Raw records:
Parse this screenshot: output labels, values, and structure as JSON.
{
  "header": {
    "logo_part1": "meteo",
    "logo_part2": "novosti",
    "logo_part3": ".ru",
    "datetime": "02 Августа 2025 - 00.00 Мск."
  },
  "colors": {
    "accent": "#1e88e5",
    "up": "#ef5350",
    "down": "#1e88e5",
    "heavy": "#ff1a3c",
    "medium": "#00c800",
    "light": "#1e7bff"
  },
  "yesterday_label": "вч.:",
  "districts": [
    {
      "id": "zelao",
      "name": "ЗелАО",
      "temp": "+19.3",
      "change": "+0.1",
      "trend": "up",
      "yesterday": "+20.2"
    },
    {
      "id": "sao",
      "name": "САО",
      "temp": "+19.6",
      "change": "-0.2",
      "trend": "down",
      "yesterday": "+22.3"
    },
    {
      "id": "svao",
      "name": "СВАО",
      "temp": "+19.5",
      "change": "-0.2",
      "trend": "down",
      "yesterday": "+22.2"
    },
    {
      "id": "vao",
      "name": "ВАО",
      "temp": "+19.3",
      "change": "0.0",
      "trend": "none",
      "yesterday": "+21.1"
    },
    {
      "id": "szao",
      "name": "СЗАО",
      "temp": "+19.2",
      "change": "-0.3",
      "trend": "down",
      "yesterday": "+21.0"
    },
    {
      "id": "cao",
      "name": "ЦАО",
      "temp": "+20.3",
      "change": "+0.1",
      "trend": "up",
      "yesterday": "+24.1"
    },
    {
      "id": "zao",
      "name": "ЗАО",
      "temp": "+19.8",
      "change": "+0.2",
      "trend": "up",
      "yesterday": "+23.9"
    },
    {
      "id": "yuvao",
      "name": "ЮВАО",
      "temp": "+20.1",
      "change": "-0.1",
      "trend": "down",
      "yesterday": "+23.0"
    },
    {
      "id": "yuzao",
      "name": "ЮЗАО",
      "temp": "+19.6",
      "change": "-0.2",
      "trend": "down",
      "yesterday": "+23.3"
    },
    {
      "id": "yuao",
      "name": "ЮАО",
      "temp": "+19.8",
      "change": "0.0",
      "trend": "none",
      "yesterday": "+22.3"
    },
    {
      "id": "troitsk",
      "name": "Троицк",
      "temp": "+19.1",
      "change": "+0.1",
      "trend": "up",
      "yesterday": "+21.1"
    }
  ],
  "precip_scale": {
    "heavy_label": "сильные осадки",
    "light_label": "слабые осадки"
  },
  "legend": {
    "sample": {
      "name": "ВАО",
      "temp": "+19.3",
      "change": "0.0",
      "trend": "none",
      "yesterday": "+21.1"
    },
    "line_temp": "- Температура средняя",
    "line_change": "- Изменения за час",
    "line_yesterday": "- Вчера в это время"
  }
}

# GOAL
All of the data must be returned exactly.

# REPLY TO THE EXERCISE
Parse this screenshot: output labels, values, and structure as JSON.
{
  "header": {
    "logo_part1": "meteo",
    "logo_part2": "novosti",
    "logo_part3": ".ru",
    "datetime": "02 Августа 2025 - 00.00 Мск."
  },
  "colors": {
    "accent": "#1e88e5",
    "up": "#ef5350",
    "down": "#1e88e5",
    "heavy": "#ff1a3c",
    "medium": "#00c800",
    "light": "#1e7bff"
  },
  "yesterday_label": "вч.:",
  "districts": [
    {
      "id": "zelao",
      "name": "ЗелАО",
      "temp": "+19.3",
      "change": "+0.1",
      "trend": "up",
      "yesterday": "+20.2"
    },
    {
      "id": "sao",
      "name": "САО",
      "temp": "+19.6",
      "change": "-0.2",
      "trend": "down",
      "yesterday": "+22.3"
    },
    {
      "id": "svao",
      "name": "СВАО",
      "temp": "+19.5",
      "change": "-0.2",
      "trend": "down",
      "yesterday": "+22.2"
    },
    {
      "id": "vao",
      "name": "ВАО",
      "temp": "+19.3",
      "change": "0.0",
      "trend": "none",
      "yesterday": "+21.1"
    },
    {
      "id": "szao",
      "name": "СЗАО",
      "temp": "+19.2",
      "change": "-0.3",
      "trend": "down",
      "yesterday": "+21.0"
    },
    {
      "id": "cao",
      "name": "ЦАО",
      "temp": "+20.3",
      "change": "+0.1",
      "trend": "up",
      "yesterday": "+24.1"
    },
    {
      "id": "zao",
      "name": "ЗАО",
      "temp": "+19.8",
      "change": "+0.2",
      "trend": "up",
      "yesterday": "+23.9"
    },
    {
      "id": "yuvao",
      "name": "ЮВАО",
      "temp": "+20.1",
      "change": "-0.1",
      "trend": "down",
      "yesterday": "+23.0"
    },
    {
      "id": "yuzao",
      "name": "ЮЗАО",
      "temp": "+19.6",
      "change": "-0.2",
      "trend": "down",
      "yesterday": "+23.3"
    },
    {
      "id": "yuao",
      "name": "ЮАО",
      "temp": "+19.8",
      "change": "0.0",
      "trend": "none",
      "yesterday": "+22.3"
    },
    {
      "id": "troitsk",
      "name": "Троицк",
      "temp": "+19.1",
      "change": "+0.1",
      "trend": "up",
      "yesterday": "+21.1"
    }
  ],
  "precip_scale": {
    "heavy_label": "сильные осадки",
    "light_label": "слабые осадки"
  },
  "legend": {
    "sample": {
      "name": "ВАО",
      "temp": "+19.3",
      "change": "0.0",
      "trend": "none",
      "yesterday": "+21.1"
    },
    "line_temp": "- Температура средняя",
    "line_change": "- Изменения за час",
    "line_yesterday": "- Вчера в это время"
  }
}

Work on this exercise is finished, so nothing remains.